#### THE TASK
Report, as a bare number, how many lines contain the string "Project".

#### DATA
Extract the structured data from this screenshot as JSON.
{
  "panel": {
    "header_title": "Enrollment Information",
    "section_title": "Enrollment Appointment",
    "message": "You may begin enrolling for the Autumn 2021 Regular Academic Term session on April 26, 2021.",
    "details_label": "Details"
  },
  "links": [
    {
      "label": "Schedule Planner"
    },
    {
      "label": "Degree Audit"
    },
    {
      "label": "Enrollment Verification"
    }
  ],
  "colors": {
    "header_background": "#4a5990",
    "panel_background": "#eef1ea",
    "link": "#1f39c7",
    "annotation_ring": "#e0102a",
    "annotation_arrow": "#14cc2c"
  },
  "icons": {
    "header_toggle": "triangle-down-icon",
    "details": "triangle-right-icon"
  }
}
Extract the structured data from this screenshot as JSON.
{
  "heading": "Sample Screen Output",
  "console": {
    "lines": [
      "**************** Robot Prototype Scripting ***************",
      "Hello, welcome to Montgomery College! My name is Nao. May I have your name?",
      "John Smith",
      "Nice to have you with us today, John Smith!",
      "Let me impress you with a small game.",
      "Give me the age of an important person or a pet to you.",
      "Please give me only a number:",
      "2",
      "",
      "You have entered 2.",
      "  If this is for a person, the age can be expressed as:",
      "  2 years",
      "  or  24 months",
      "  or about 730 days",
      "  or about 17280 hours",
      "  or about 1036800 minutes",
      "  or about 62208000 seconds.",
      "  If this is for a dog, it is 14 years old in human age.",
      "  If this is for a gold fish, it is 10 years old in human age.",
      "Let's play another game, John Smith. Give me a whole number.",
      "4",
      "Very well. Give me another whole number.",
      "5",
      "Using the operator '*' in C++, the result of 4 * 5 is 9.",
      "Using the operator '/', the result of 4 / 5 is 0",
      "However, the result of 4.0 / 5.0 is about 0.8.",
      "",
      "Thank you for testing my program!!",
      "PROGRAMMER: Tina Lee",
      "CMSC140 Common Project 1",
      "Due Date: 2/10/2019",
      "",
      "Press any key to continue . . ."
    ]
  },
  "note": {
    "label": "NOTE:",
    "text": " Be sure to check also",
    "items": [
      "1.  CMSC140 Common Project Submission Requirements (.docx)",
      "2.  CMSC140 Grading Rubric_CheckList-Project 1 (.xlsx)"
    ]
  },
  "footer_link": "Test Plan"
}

#### SOLUTION TO THIS PROBLEM
3